Instruction — Every record that follows should be printed verbatim.

(Extracted records)
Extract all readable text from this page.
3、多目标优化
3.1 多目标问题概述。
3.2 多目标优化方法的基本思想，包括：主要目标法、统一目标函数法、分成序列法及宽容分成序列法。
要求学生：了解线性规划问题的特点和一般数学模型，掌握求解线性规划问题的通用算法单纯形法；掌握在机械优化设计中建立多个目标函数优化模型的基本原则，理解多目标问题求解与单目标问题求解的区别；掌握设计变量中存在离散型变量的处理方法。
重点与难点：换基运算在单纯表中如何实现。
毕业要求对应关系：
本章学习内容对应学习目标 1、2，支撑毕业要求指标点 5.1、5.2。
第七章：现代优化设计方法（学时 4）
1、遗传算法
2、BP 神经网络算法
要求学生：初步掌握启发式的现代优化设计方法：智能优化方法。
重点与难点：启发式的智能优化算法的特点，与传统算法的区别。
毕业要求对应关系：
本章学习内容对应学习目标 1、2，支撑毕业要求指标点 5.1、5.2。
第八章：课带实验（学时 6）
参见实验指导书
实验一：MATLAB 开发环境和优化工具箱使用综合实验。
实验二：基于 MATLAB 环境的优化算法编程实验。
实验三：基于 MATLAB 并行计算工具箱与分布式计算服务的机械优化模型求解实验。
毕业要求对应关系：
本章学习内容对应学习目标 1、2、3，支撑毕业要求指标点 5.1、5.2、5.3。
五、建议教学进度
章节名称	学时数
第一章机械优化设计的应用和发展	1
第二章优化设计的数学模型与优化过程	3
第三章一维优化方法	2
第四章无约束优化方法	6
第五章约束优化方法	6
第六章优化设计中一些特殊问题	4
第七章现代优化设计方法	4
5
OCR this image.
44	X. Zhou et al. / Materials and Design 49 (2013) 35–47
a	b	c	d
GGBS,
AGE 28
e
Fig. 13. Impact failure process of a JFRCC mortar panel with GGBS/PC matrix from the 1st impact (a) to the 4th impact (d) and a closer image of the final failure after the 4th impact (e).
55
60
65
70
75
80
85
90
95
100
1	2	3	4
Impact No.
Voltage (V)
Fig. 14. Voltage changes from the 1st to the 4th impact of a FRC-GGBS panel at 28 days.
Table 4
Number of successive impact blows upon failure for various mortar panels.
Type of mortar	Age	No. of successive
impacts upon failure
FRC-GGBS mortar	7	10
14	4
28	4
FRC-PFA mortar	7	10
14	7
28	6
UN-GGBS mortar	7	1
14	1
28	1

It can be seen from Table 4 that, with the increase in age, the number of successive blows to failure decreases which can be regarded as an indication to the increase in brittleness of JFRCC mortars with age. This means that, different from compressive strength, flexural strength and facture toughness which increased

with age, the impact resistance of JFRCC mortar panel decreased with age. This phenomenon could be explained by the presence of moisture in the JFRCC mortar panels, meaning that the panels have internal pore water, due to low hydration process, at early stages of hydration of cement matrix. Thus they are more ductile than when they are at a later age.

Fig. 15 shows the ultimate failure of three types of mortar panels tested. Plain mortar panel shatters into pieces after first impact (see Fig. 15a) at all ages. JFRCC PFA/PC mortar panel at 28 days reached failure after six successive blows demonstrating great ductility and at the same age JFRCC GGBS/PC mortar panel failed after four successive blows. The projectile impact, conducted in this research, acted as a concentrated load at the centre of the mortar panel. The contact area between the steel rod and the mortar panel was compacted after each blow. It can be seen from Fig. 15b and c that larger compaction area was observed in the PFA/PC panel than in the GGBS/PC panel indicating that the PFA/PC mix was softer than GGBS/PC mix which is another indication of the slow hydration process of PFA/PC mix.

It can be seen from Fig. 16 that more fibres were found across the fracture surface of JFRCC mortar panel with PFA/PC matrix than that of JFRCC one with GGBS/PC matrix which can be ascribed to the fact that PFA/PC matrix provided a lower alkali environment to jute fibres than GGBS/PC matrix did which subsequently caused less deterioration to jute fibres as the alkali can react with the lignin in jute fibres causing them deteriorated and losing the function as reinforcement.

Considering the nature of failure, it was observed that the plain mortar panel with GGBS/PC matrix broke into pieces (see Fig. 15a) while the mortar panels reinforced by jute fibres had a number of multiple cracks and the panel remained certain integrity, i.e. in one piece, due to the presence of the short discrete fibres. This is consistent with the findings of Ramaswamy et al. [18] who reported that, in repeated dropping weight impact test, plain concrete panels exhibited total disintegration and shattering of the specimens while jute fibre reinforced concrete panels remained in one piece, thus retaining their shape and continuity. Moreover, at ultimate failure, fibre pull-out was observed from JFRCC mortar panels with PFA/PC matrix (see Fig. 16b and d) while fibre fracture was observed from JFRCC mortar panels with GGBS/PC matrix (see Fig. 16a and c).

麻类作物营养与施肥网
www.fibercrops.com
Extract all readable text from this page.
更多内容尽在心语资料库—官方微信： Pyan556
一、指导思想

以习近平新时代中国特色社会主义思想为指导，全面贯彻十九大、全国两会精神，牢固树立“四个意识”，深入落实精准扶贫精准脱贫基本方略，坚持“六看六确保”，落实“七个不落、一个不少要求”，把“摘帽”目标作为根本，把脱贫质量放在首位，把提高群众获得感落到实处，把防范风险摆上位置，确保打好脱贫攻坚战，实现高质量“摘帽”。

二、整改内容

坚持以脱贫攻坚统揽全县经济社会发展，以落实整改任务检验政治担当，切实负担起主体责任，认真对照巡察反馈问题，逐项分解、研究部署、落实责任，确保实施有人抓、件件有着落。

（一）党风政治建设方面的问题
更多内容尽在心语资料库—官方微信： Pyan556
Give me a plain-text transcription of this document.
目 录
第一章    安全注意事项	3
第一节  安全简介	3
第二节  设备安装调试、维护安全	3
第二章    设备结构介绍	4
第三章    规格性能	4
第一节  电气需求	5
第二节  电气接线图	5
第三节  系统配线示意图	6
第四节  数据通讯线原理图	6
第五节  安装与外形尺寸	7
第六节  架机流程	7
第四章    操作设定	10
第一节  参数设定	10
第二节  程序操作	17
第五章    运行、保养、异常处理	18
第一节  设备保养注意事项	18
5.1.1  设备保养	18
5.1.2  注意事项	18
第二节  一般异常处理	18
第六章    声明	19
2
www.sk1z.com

Output below —
Extract all readable text from this page.
3、多目标优化
3.1 多目标问题概述。
3.2 多目标优化方法的基本思想，包括：主要目标法、统一目标函数法、分成序列法及宽容分成序列法。
要求学生：了解线性规划问题的特点和一般数学模型，掌握求解线性规划问题的通用算法单纯形法；掌握在机械优化设计中建立多个目标函数优化模型的基本原则，理解多目标问题求解与单目标问题求解的区别；掌握设计变量中存在离散型变量的处理方法。
重点与难点：换基运算在单纯表中如何实现。
毕业要求对应关系：
本章学习内容对应学习目标 1、2，支撑毕业要求指标点 5.1、5.2。
第七章：现代优化设计方法（学时 4）
1、遗传算法
2、BP 神经网络算法
要求学生：初步掌握启发式的现代优化设计方法：智能优化方法。
重点与难点：启发式的智能优化算法的特点，与传统算法的区别。
毕业要求对应关系：
本章学习内容对应学习目标 1、2，支撑毕业要求指标点 5.1、5.2。
第八章：课带实验（学时 6）
参见实验指导书
实验一：MATLAB 开发环境和优化工具箱使用综合实验。
实验二：基于 MATLAB 环境的优化算法编程实验。
实验三：基于 MATLAB 并行计算工具箱与分布式计算服务的机械优化模型求解实验。
毕业要求对应关系：
本章学习内容对应学习目标 1、2、3，支撑毕业要求指标点 5.1、5.2、5.3。
五、建议教学进度
章节名称	学时数
第一章机械优化设计的应用和发展	1
第二章优化设计的数学模型与优化过程	3
第三章一维优化方法	2
第四章无约束优化方法	6
第五章约束优化方法	6
第六章优化设计中一些特殊问题	4
第七章现代优化设计方法	4
5
OCR this image.
44	X. Zhou et al. / Materials and Design 49 (2013) 35–47
a	b	c	d
GGBS,
AGE 28
e
Fig. 13. Impact failure process of a JFRCC mortar panel with GGBS/PC matrix from the 1st impact (a) to the 4th impact (d) and a closer image of the final failure after the 4th impact (e).
55
60
65
70
75
80
85
90
95
100
1	2	3	4
Impact No.
Voltage (V)
Fig. 14. Voltage changes from the 1st to the 4th impact of a FRC-GGBS panel at 28 days.
Table 4
Number of successive impact blows upon failure for various mortar panels.
Type of mortar	Age	No. of successive
impacts upon failure
FRC-GGBS mortar	7	10
14	4
28	4
FRC-PFA mortar	7	10
14	7
28	6
UN-GGBS mortar	7	1
14	1
28	1

It can be seen from Table 4 that, with the increase in age, the number of successive blows to failure decreases which can be regarded as an indication to the increase in brittleness of JFRCC mortars with age. This means that, different from compressive strength, flexural strength and facture toughness which increased

with age, the impact resistance of JFRCC mortar panel decreased with age. This phenomenon could be explained by the presence of moisture in the JFRCC mortar panels, meaning that the panels have internal pore water, due to low hydration process, at early stages of hydration of cement matrix. Thus they are more ductile than when they are at a later age.

Fig. 15 shows the ultimate failure of three types of mortar panels tested. Plain mortar panel shatters into pieces after first impact (see Fig. 15a) at all ages. JFRCC PFA/PC mortar panel at 28 days reached failure after six successive blows demonstrating great ductility and at the same age JFRCC GGBS/PC mortar panel failed after four successive blows. The projectile impact, conducted in this research, acted as a concentrated load at the centre of the mortar panel. The contact area between the steel rod and the mortar panel was compacted after each blow. It can be seen from Fig. 15b and c that larger compaction area was observed in the PFA/PC panel than in the GGBS/PC panel indicating that the PFA/PC mix was softer than GGBS/PC mix which is another indication of the slow hydration process of PFA/PC mix.

It can be seen from Fig. 16 that more fibres were found across the fracture surface of JFRCC mortar panel with PFA/PC matrix than that of JFRCC one with GGBS/PC matrix which can be ascribed to the fact that PFA/PC matrix provided a lower alkali environment to jute fibres than GGBS/PC matrix did which subsequently caused less deterioration to jute fibres as the alkali can react with the lignin in jute fibres causing them deteriorated and losing the function as reinforcement.

Considering the nature of failure, it was observed that the plain mortar panel with GGBS/PC matrix broke into pieces (see Fig. 15a) while the mortar panels reinforced by jute fibres had a number of multiple cracks and the panel remained certain integrity, i.e. in one piece, due to the presence of the short discrete fibres. This is consistent with the findings of Ramaswamy et al. [18] who reported that, in repeated dropping weight impact test, plain concrete panels exhibited total disintegration and shattering of the specimens while jute fibre reinforced concrete panels remained in one piece, thus retaining their shape and continuity. Moreover, at ultimate failure, fibre pull-out was observed from JFRCC mortar panels with PFA/PC matrix (see Fig. 16b and d) while fibre fracture was observed from JFRCC mortar panels with GGBS/PC matrix (see Fig. 16a and c).

麻类作物营养与施肥网
www.fibercrops.com
Extract all readable text from this page.
更多内容尽在心语资料库—官方微信： Pyan556
一、指导思想

以习近平新时代中国特色社会主义思想为指导，全面贯彻十九大、全国两会精神，牢固树立“四个意识”，深入落实精准扶贫精准脱贫基本方略，坚持“六看六确保”，落实“七个不落、一个不少要求”，把“摘帽”目标作为根本，把脱贫质量放在首位，把提高群众获得感落到实处，把防范风险摆上位置，确保打好脱贫攻坚战，实现高质量“摘帽”。

二、整改内容

坚持以脱贫攻坚统揽全县经济社会发展，以落实整改任务检验政治担当，切实负担起主体责任，认真对照巡察反馈问题，逐项分解、研究部署、落实责任，确保实施有人抓、件件有着落。

（一）党风政治建设方面的问题
更多内容尽在心语资料库—官方微信： Pyan556
Give me a plain-text transcription of this document.
目 录
第一章    安全注意事项	3
第一节  安全简介	3
第二节  设备安装调试、维护安全	3
第二章    设备结构介绍	4
第三章    规格性能	4
第一节  电气需求	5
第二节  电气接线图	5
第三节  系统配线示意图	6
第四节  数据通讯线原理图	6
第五节  安装与外形尺寸	7
第六节  架机流程	7
第四章    操作设定	10
第一节  参数设定	10
第二节  程序操作	17
第五章    运行、保养、异常处理	18
第一节  设备保养注意事项	18
5.1.1  设备保养	18
5.1.2  注意事项	18
第二节  一般异常处理	18
第六章    声明	19
2
www.sk1z.com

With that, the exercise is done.